## Brief
Copy the lines below as they are; omit the images they contain.

## Provided records

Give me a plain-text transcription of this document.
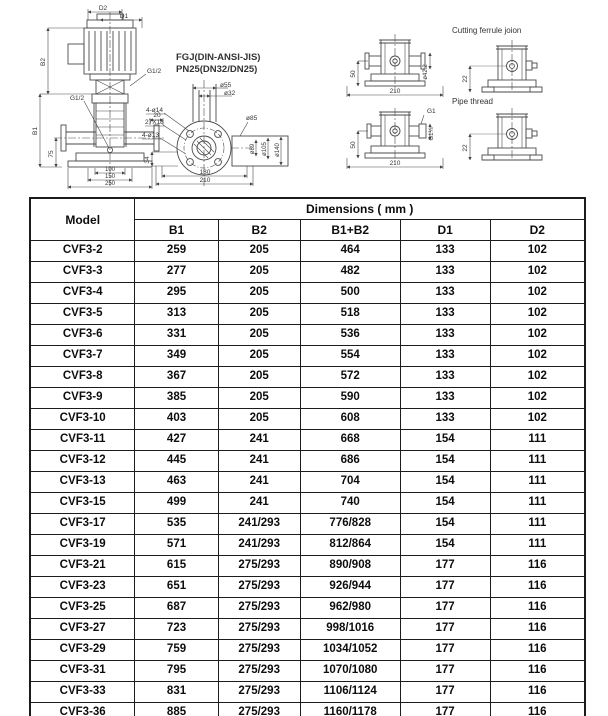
D2
D1
B2
B1
G1/2
G1/2
20
75
100
150
250
FGJ(DIN-ANSI-JIS)
PN25(DN32/DN25)
ø55
ø32
4-ø14
27X18
4-ø13
ø85
ø89 ø105 ø140
180
210
34
Cutting ferrule joion
Pipe thread
50
210
ø42.2	22
50
210
G1
G1¼
22
Model	Dimensions ( mm )				
	B1	B2	B1+B2	D1	D2
CVF3-2	259	205	464	133	102
CVF3-3	277	205	482	133	102
CVF3-4	295	205	500	133	102
CVF3-5	313	205	518	133	102
CVF3-6	331	205	536	133	102
CVF3-7	349	205	554	133	102
CVF3-8	367	205	572	133	102
CVF3-9	385	205	590	133	102
CVF3-10	403	205	608	133	102
CVF3-11	427	241	668	154	111
CVF3-12	445	241	686	154	111
CVF3-13	463	241	704	154	111
CVF3-15	499	241	740	154	111
CVF3-17	535	241/293	776/828	154	111
CVF3-19	571	241/293	812/864	154	111
CVF3-21	615	275/293	890/908	177	116
CVF3-23	651	275/293	926/944	177	116
CVF3-25	687	275/293	962/980	177	116
CVF3-27	723	275/293	998/1016	177	116
CVF3-29	759	275/293	1034/1052	177	116
CVF3-31	795	275/293	1070/1080	177	116
CVF3-33	831	275/293	1106/1124	177	116
CVF3-36	885	275/293	1160/1178	177	116
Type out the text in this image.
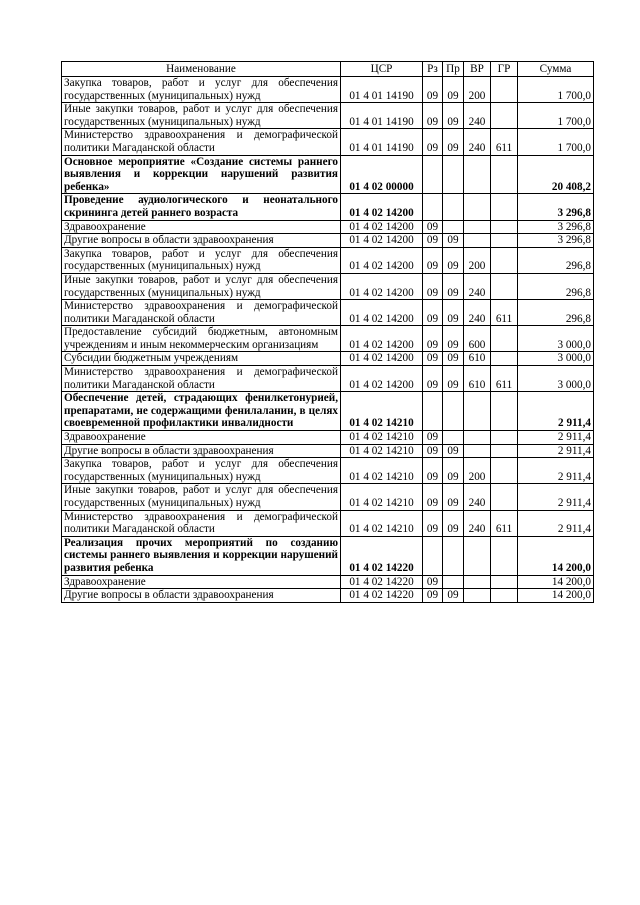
Наименование	ЦСР	Рз	Пр	ВР	ГР	Сумма
Закупка товаров, работ и услуг для обеспечения государственных (муниципальных) нужд	01 4 01 14190	09	09	200		1 700,0
Иные закупки товаров, работ и услуг для обеспечения государственных (муниципальных) нужд	01 4 01 14190	09	09	240		1 700,0
Министерство здравоохранения и демографической политики Магаданской области	01 4 01 14190	09	09	240	611	1 700,0
Основное мероприятие «Создание системы раннего выявления и коррекции нарушений развития ребенка»	01 4 02 00000					20 408,2
Проведение аудиологического и неонатального скрининга детей раннего возраста	01 4 02 14200					3 296,8
Здравоохранение	01 4 02 14200	09				3 296,8
Другие вопросы в области здравоохранения	01 4 02 14200	09	09			3 296,8
Закупка товаров, работ и услуг для обеспечения государственных (муниципальных) нужд	01 4 02 14200	09	09	200		296,8
Иные закупки товаров, работ и услуг для обеспечения государственных (муниципальных) нужд	01 4 02 14200	09	09	240		296,8
Министерство здравоохранения и демографической политики Магаданской области	01 4 02 14200	09	09	240	611	296,8
Предоставление субсидий бюджетным, автономным учреждениям и иным некоммерческим организациям	01 4 02 14200	09	09	600		3 000,0
Субсидии бюджетным учреждениям	01 4 02 14200	09	09	610		3 000,0
Министерство здравоохранения и демографической политики Магаданской области	01 4 02 14200	09	09	610	611	3 000,0
Обеспечение детей, страдающих фенилкетонурией, препаратами, не содержащими фенилаланин, в целях своевременной профилактики инвалидности	01 4 02 14210					2 911,4
Здравоохранение	01 4 02 14210	09				2 911,4
Другие вопросы в области здравоохранения	01 4 02 14210	09	09			2 911,4
Закупка товаров, работ и услуг для обеспечения государственных (муниципальных) нужд	01 4 02 14210	09	09	200		2 911,4
Иные закупки товаров, работ и услуг для обеспечения государственных (муниципальных) нужд	01 4 02 14210	09	09	240		2 911,4
Министерство здравоохранения и демографической политики Магаданской области	01 4 02 14210	09	09	240	611	2 911,4
Реализация прочих мероприятий по созданию системы раннего выявления и коррекции нарушений развития ребенка	01 4 02 14220					14 200,0
Здравоохранение	01 4 02 14220	09				14 200,0
Другие вопросы в области здравоохранения	01 4 02 14220	09	09			14 200,0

## Correct output
Give me a plain-text transcription of this document.
D2
D1
B2
B1
G1/2
G1/2
20
75
100
150
250
FGJ(DIN-ANSI-JIS)
PN25(DN32/DN25)
ø55
ø32
4-ø14
27X18
4-ø13
ø85
ø89 ø105 ø140
180
210
34
Cutting ferrule joion
Pipe thread
50
210
ø42.2	22
50
210
G1
G1¼
22
Model	Dimensions ( mm )				
	B1	B2	B1+B2	D1	D2
CVF3-2	259	205	464	133	102
CVF3-3	277	205	482	133	102
CVF3-4	295	205	500	133	102
CVF3-5	313	205	518	133	102
CVF3-6	331	205	536	133	102
CVF3-7	349	205	554	133	102
CVF3-8	367	205	572	133	102
CVF3-9	385	205	590	133	102
CVF3-10	403	205	608	133	102
CVF3-11	427	241	668	154	111
CVF3-12	445	241	686	154	111
CVF3-13	463	241	704	154	111
CVF3-15	499	241	740	154	111
CVF3-17	535	241/293	776/828	154	111
CVF3-19	571	241/293	812/864	154	111
CVF3-21	615	275/293	890/908	177	116
CVF3-23	651	275/293	926/944	177	116
CVF3-25	687	275/293	962/980	177	116
CVF3-27	723	275/293	998/1016	177	116
CVF3-29	759	275/293	1034/1052	177	116
CVF3-31	795	275/293	1070/1080	177	116
CVF3-33	831	275/293	1106/1124	177	116
CVF3-36	885	275/293	1160/1178	177	116
Type out the text in this image.
Наименование	ЦСР	Рз	Пр	ВР	ГР	Сумма
Закупка товаров, работ и услуг для обеспечения государственных (муниципальных) нужд	01 4 01 14190	09	09	200		1 700,0
Иные закупки товаров, работ и услуг для обеспечения государственных (муниципальных) нужд	01 4 01 14190	09	09	240		1 700,0
Министерство здравоохранения и демографической политики Магаданской области	01 4 01 14190	09	09	240	611	1 700,0
Основное мероприятие «Создание системы раннего выявления и коррекции нарушений развития ребенка»	01 4 02 00000					20 408,2
Проведение аудиологического и неонатального скрининга детей раннего возраста	01 4 02 14200					3 296,8
Здравоохранение	01 4 02 14200	09				3 296,8
Другие вопросы в области здравоохранения	01 4 02 14200	09	09			3 296,8
Закупка товаров, работ и услуг для обеспечения государственных (муниципальных) нужд	01 4 02 14200	09	09	200		296,8
Иные закупки товаров, работ и услуг для обеспечения государственных (муниципальных) нужд	01 4 02 14200	09	09	240		296,8
Министерство здравоохранения и демографической политики Магаданской области	01 4 02 14200	09	09	240	611	296,8
Предоставление субсидий бюджетным, автономным учреждениям и иным некоммерческим организациям	01 4 02 14200	09	09	600		3 000,0
Субсидии бюджетным учреждениям	01 4 02 14200	09	09	610		3 000,0
Министерство здравоохранения и демографической политики Магаданской области	01 4 02 14200	09	09	610	611	3 000,0
Обеспечение детей, страдающих фенилкетонурией, препаратами, не содержащими фенилаланин, в целях своевременной профилактики инвалидности	01 4 02 14210					2 911,4
Здравоохранение	01 4 02 14210	09				2 911,4
Другие вопросы в области здравоохранения	01 4 02 14210	09	09			2 911,4
Закупка товаров, работ и услуг для обеспечения государственных (муниципальных) нужд	01 4 02 14210	09	09	200		2 911,4
Иные закупки товаров, работ и услуг для обеспечения государственных (муниципальных) нужд	01 4 02 14210	09	09	240		2 911,4
Министерство здравоохранения и демографической политики Магаданской области	01 4 02 14210	09	09	240	611	2 911,4
Реализация прочих мероприятий по созданию системы раннего выявления и коррекции нарушений развития ребенка	01 4 02 14220					14 200,0
Здравоохранение	01 4 02 14220	09				14 200,0
Другие вопросы в области здравоохранения	01 4 02 14220	09	09			14 200,0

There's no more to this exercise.